====== Page extract

Along the 160-kilometre front between Makó and Nagyvárad, two armoured and two mechanised Soviet corps, with 627 tanks and 22 cavalry and infantry divisions, set out north to meet the Hungarian 3rd Army with its 70 tanks and 8 divisions. The Hungarian front, lacking anti-tank defences, was soon torn to shreds, and the Soviet troops were ordered to advance towards Debrecen. In the meantime the Germans had also concentrated forces in the region: Operation Zigeunerbaron (Gipsy Baron) was intended to destroy the 2nd Ukrainian Front’s units on the Great Hungarian Plain and then, turning south and east, seize the passes in the Carpathians to form an easily defensible battle line. The tank battle of Debrecen took place between 10 and 14 October. Table 2 shows the sizes of the respective forces before the battle.
Although the Soviet units succeeded in occupying Debrecen on 20 October 1944, they were unable to fulfil their aim of encircling the German 8th Army and the Hungarian 1st and 2nd Armies stationed in Transylvania and the Carpathians. In addition, the 4th Ukrainian Front under Major-General Ivan Yefremovich Petrov, which should have closed the circle from the north, had made hardly any headway. Thus the German Army Group South succeeded in extricating its troops. After Regent Miklós Horthy’s failed attempt of 15 October to break away from Germany and agree a separate peace with the Soviets, the panzer units that had so far been tied down in the border area added their strength to the German front. By 20 October, the Germans had lost only 133 tanks, while the losses of the Soviets amounted to 500 – more than 70 per cent of their strength.1 By the end of October, the German panzer divisions had encircled General Issa Aleksandrevich Pliev’s mechanised cavalry units in the Nyíregyháza region, and the Soviet troops were only able to break out with heavy losses.
Between Baja in the south and Szolnok in the east, only seven exhausted divisions of the Hungarian 3rd Army and 20 tanks of the German 24th Panzer Division were holding their positions against the Soviet 46th Army, as the bulk of the German armoured forces had been redeployed to the tank battle of Debrecen. The distance between Budapest and the Soviet lines was only about 100 kilometres. Nevertheless, a Soviet attack was risky, because the German tanks could easily be regrouped to defend the city, while the Soviets no longer had enough armoured vehicles to carry out a successful offensive.
While the Soviet occupation of Hungary was continuing in the region beyond the Tisza river and in the southern part of the Great Hungarian Plain, in Budapest and the western parts of the country the Arrow Cross government was establishing its reign of terror.

============
====== Records for the task

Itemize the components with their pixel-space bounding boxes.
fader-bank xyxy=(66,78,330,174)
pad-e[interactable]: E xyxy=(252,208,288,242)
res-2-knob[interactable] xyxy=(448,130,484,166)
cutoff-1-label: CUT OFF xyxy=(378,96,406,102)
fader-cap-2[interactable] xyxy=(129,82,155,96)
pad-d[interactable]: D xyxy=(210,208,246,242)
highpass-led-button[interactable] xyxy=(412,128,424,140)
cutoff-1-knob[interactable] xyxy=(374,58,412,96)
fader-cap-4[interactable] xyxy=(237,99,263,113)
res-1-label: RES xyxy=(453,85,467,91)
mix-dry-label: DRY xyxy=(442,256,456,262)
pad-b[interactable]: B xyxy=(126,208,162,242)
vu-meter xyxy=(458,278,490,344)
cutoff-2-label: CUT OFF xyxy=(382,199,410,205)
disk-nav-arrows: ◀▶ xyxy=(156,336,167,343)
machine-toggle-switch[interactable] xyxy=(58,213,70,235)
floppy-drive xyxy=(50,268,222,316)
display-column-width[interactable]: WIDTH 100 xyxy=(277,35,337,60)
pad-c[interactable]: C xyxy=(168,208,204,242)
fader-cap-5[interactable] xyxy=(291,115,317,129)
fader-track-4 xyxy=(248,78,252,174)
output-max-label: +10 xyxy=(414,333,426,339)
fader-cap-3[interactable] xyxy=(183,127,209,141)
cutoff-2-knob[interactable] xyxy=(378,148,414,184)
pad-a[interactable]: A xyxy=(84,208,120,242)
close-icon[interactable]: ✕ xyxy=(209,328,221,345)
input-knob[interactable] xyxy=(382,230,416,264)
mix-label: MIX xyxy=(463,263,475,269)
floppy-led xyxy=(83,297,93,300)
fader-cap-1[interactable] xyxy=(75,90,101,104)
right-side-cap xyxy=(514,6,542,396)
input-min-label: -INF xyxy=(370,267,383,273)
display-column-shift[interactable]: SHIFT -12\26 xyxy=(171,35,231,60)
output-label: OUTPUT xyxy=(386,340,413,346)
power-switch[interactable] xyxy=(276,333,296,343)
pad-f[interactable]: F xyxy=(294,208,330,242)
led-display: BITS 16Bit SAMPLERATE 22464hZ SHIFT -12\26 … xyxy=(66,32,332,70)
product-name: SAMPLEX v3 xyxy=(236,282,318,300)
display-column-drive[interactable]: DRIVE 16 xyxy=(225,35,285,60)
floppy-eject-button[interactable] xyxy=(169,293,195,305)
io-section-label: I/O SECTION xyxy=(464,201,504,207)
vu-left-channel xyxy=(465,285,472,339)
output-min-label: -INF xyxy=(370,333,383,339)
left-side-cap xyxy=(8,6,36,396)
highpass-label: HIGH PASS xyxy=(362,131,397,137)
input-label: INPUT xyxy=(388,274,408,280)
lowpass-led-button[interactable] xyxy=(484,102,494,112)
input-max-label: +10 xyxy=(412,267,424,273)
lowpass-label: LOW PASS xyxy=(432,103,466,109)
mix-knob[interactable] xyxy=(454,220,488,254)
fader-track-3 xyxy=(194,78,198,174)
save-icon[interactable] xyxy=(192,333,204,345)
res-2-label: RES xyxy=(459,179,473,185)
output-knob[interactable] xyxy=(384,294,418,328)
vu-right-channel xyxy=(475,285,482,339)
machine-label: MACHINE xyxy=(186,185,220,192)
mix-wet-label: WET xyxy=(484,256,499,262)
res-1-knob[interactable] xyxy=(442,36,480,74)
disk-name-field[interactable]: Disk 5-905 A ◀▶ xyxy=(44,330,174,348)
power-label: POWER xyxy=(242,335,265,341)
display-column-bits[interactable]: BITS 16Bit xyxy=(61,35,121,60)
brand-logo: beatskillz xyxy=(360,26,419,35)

============

To be done:
a: Present the listing as a numbered list, omitting blank lines, starting at its first line and ending after the line containing "cutoff-1-label: CUT OFF xyxy=(378,96,406,102)", with both of those lines included.
b: Continue the account of the 1944 fighting in Hungary from the point where it stops.

Final answers:
a:
1. Itemize the components with their pixel-space bounding boxes.
2. fader-bank xyxy=(66,78,330,174)
3. pad-e[interactable]: E xyxy=(252,208,288,242)
4. res-2-knob[interactable] xyxy=(448,130,484,166)
5. cutoff-1-label: CUT OFF xyxy=(378,96,406,102)

b:
The Arrow Cross Party had come into being during the second half of the 1930s, through the merger of several far-right groupings. Its emergence was facilitated by widespread disillusionment with the communist republic of 1919, the surviving feudal structures and the anti-Semitic traditions of Hungarian society. The party was led by Ferenc Szálasi, a suspended general-staff major. In the 1938 elections it had proved extremely popular in working-class districts, obtaining about 20 per cent of votes. Its programme promised land reform, social reforms for workers and peasants, the complete elimination of Jewish influence and the subsequent deportation of all Jews from Hungary, and the creation under Hungarian leadership of a federal state called the Hungarist Carpathian-Danubian Great Fatherland, which was to comprise Hungary, Slovakia, Vojvodina, Burgenland, Croatia, Dalmatia, Ruthenia, Transylvania and Bosnia. From the National Socialists it had adopted the Führer and Lebensraum principles.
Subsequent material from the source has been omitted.